• **GIVEN TASK**:
List, from the lines below, each one with "дерево" in it.

Dataset items:
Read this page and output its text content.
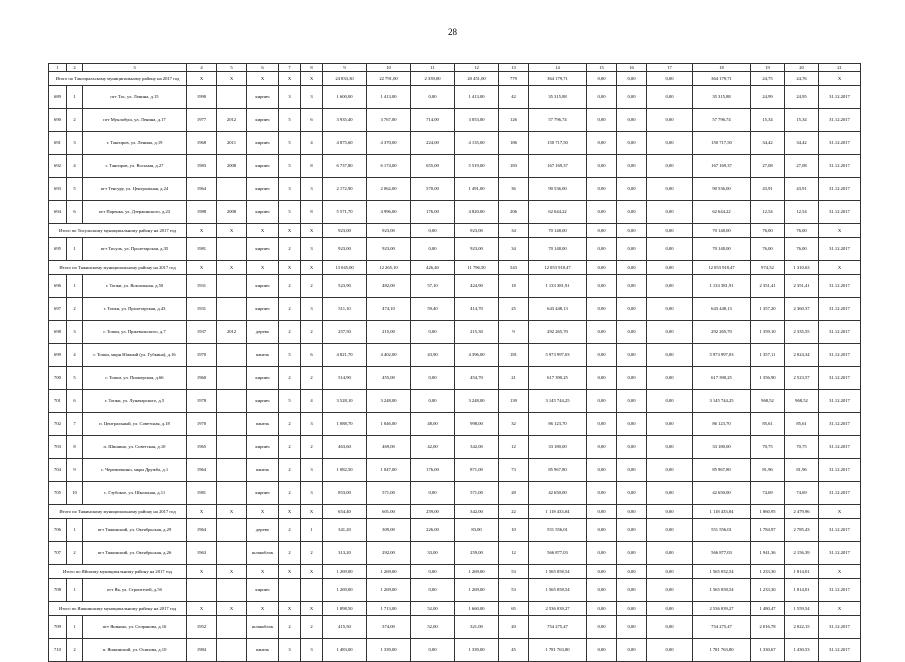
28
1	2	3	4	5	6	7	8	9	10	11	12	13	14	15	16	17	18	19	20	21
Итого по Тангиральскому муниципальному району на 2017 год			X	X	X	X	X	24 833,30	22 791,00	2 339,00	20 451,00	779	364 179,71	0,00	0,00	0,00	364 179,71	24,75	24,76	X
689	1	пгт Тас, ул. Ленина, д.15	1990		кирпич	3	3	1 600,00	1 413,00	0,00	1 413,00	42	35 315,88	0,00	0,00	0,00	35 315,88	24,99	24,95	31.12.2017
690	2	пгт Мунлабуш, ул. Ленина, д.17	1977	2012	кирпич	5	6	3 935,40	3 767,00	714,00	3 053,00	126	57 796,74	0,00	0,00	0,00	57 796,74	15,34	15,34	31.12.2017
691	3	г. Тангиров, ул. Ленина, д.19	1968	2011	кирпич	5	4	4 875,60	4 370,00	224,00	4 135,00	186	150 717,50	0,00	0,00	0,00	150 717,50	34,42	34,42	31.12.2017
692	4	г. Тангиров, ул. Восьмая, д.27	1983	2008	кирпич	5	8	6 737,80	6 174,00	655,00	5 519,00	183	167 169,37	0,00	0,00	0,00	167 169,37	27,08	27,08	31.12.2017
693	5	пгт Тенгуру, ул. Центральная, д.24	1964		кирпич	3	3	2 172,90	2 062,00	570,00	1 491,00	36	90 536,00	0,00	0,00	0,00	90 536,00	43,91	43,91	31.12.2017
694	6	пгт Паренка, ул. Дзержинского, д.23	1988	2008	кирпич	5	8	5 571,70	4 996,00	176,00	4 820,00	206	62 644,22	0,00	0,00	0,00	62 644,22	12,54	12,54	31.12.2017
Итого по Тисульскому муниципальному району на 2017 год			X	X	X	X	X	923,00	923,00	0,00	923,00	34	70 148,00	0,00	0,00	0,00	70 148,00	76,00	76,00	X
695	1	пгт Тисуль, ул. Пролетарская, д.35	1981		кирпич	2	3	923,00	923,00	0,00	923,00	34	70 148,00	0,00	0,00	0,00	70 148,00	76,00	76,00	31.12.2017
Итого по Тяжинскому муниципальному району на 2017 год			X	X	X	X	X	13 045,00	12 265,10	426,40	11 796,50	543	12 053 918,47	0,00	0,00	0,00	12 053 918,47	974,52	1 310,63	X
696	1	г. Топки, ул. Вокзальная, д.50	1931		кирпич	2	2	523,90	482,00	57,10	424,90	18	1 133 381,91	0,00	0,00	0,00	1 133 381,91	2 351,41	2 351,41	31.12.2017
697	2	г. Топки, ул. Пролетарская, д.43	1931		кирпич	2	3	511,10	474,10	59,40	414,70	25	643 448,13	0,00	0,00	0,00	643 448,13	1 357,20	2 360,37	31.12.2017
698	3	г. Топки, ул. Пржевальского, д.7	1937	2012	дерево	2	2	257,50	215,00	0,00	215,30	9	292 265,70	0,00	0,00	0,00	292 265,70	1 359,10	2 335,55	31.12.2017
699	4	г. Топки, мкрн Южный (ул. Губкина), д.16	1970		панель	5	6	4 821,70	4 402,00	43,90	4 396,00	181	5 973 997,03	0,00	0,00	0,00	5 973 997,03	1 357,11	2 024,34	31.12.2017
700	5	г. Топки, ул. Пионерская, д.66	1960		кирпич	2	2	514,90	455,00	0,00	454,70	21	617 390,25	0,00	0,00	0,00	617 390,25	1 356,90	2 523,57	31.12.2017
701	6	г. Топки, ул. Луначарского, д.5	1978		кирпич	5	4	3 528,10	3 248,00	0,00	3 248,00	139	3 145 744,25	0,00	0,00	0,00	3 145 744,25	968,52	968,52	31.12.2017
702	7	п. Центральный, ул. Советская, д.18	1970		панель	2	3	1 088,70	1 046,00	48,00	998,00	32	86 123,70	0,00	0,00	0,00	86 123,70	85,61	85,61	31.12.2017
703	8	п. Шишино, ул. Советская, д.10	1965		кирпич	2	2	463,60	469,00	42,00	342,00	12	33 180,00	0,00	0,00	0,00	33 180,00	70,75	70,75	31.12.2017
704	9	с. Черемичкино, мкрн Дружба, д.1	1964		панель	2	3	1 082,50	1 047,00	176,00	871,00	73	85 967,80	0,00	0,00	0,00	85 967,80	81,96	81,96	31.12.2017
705	10	с. Глубокое, ул. Школьная, д.11	1981		кирпич	2	3	853,00	571,00	0,00	571,00	28	42 650,00	0,00	0,00	0,00	42 650,00	74,69	74,69	31.12.2017
Итого по Тяжинскому муниципальному району на 2017 год			X	X	X	X	X	654,40	601,00	259,00	342,00	22	1 118 433,04	0,00	0,00	0,00	1 118 433,04	1 860,95	2 479,96	X
706	1	пгт Тяжинский, ул. Октябрьская, д.29	1964		дерево	2	1	341,20	309,00	226,00	83,00	10	551 556,01	0,00	0,00	0,00	551 556,01	1 784,97	2 785,43	31.12.2017
707	2	пгт Тяжинский, ул. Октябрьская, д.26	1963		шлакоблок	2	2	313,20	292,00	33,00	259,00	12	566 877,03	0,00	0,00	0,00	566 877,03	1 941,36	2 156,39	31.12.2017
Итого по Яйскому муниципальному району на 2017 год			X	X	X	X	X	1 269,00	1 269,00	0,00	1 269,00	53	1 565 058,54	0,00	0,00	0,00	1 565 052,54	1 233,30	1 814,01	X
708	1	пгт Яя, ул. Строителей, д.5б			кирпич			1 269,00	1 269,00	0,00	1 269,00	53	1 565 058,54	0,00	0,00	0,00	1 565 058,54	1 233,30	1 814,01	31.12.2017
Итого по Яшкинскому муниципальному району на 2017 год			X	X	X	X	X	1 898,50	1 713,00	52,00	1 660,00	65	2 536 039,27	0,00	0,00	0,00	2 536 039,27	1 480,47	1 559,54	X
709	1	пгт Яшкино, ул. Селранова, д.16	1952		шлакоблок	2	2	415,50	374,00	52,00	321,00	20	754 275,47	0,00	0,00	0,00	754 275,47	2 016,78	2 022,15	31.12.2017
710	2	п. Яшкинский, ул. Осипова, д.10	1984		панель	3	3	1 483,00	1 339,00	0,00	1 339,00	45	1 781 763,80	0,00	0,00	0,00	1 781 763,80	1 330,67	1 430,53	31.12.2017
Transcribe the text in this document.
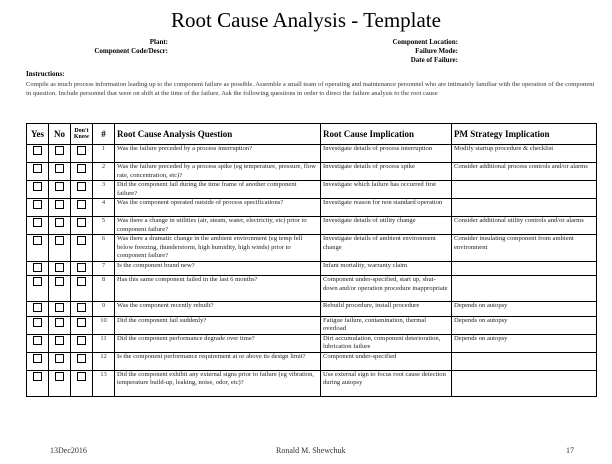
Root Cause Analysis - Template
Plant:
Component Code/Descr:
Component Location:
Failure Mode:
Date of Failure:
Instructions:
Compile as much process information leading up to the component failure as possible. Assemble a small team of operating and maintenance personnel who are intimately familiar with the operation of the component in question. Include personnel that were on shift at the time of the failure. Ask the following questions in order to direct the failure analysis to the root cause
Yes	No	Don't Know	#	Root Cause Analysis Question	Root Cause Implication	PM Strategy Implication
			1	Was the failure preceded by a process interruption?	Investigate details of process interruption	Modify startup procedure & checklist
			2	Was the failure preceded by a process spike (eg temperature, pressure, flow rate, concentration, etc)?	Investigate details of process spike	Consider additional process controls and/or alarms
			3	Did the component fail during the time frame of another component failure?	Investigate which failure has occurred first	
			4	Was the component operated outside of process specifications?	Investigate reason for non standard operation	
			5	Was there a change in utilities (air, steam, water, electricity, etc) prior to component failure?	Investigate details of utility change	Consider additional utility controls and/or alarms
			6	Was there a dramatic change in the ambient environment (eg temp fell below freezing, thunderstorm, high humidity, high winds) prior to component failure?	Investigate details of ambient environment change	Consider insulating component from ambient environment
			7	Is the component brand new?	Infant mortality, warranty claim	
			8	Has this same component failed in the last 6 months?	Component under-specified, start up, shut-down and/or operation procedure inappropriate	
			9	Was the component recently rebuilt?	Rebuild procedure, install procedure	Depends on autopsy
			10	Did the component fail suddenly?	Fatigue failure, contamination, thermal overload	Depends on autopsy
			11	Did the component performance degrade over time?	Dirt accumulation, component deterioration, lubrication failure	Depends on autopsy
			12	Is the component performance requirement at or above its design limit?	Component under-specified	
			13	Did the component exhibit any external signs prior to failure (eg vibration, temperature build-up, leaking, noise, odor, etc)?	Use external sign to focus root cause detection during autopsy	
13Dec2016	Ronald M. Shewchuk	17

• **CORRECT RESULT**:
698	3	г. Топки, ул. Пржевальского, д.7	1937	2012	дерево	2	2	257,50	215,00	0,00	215,30	9	292 265,70	0,00	0,00	0,00	292 265,70	1 359,10	2 335,55	31.12.2017
706	1	пгт Тяжинский, ул. Октябрьская, д.29	1964		дерево	2	1	341,20	309,00	226,00	83,00	10	551 556,01	0,00	0,00	0,00	551 556,01	1 784,97	2 785,43	31.12.2017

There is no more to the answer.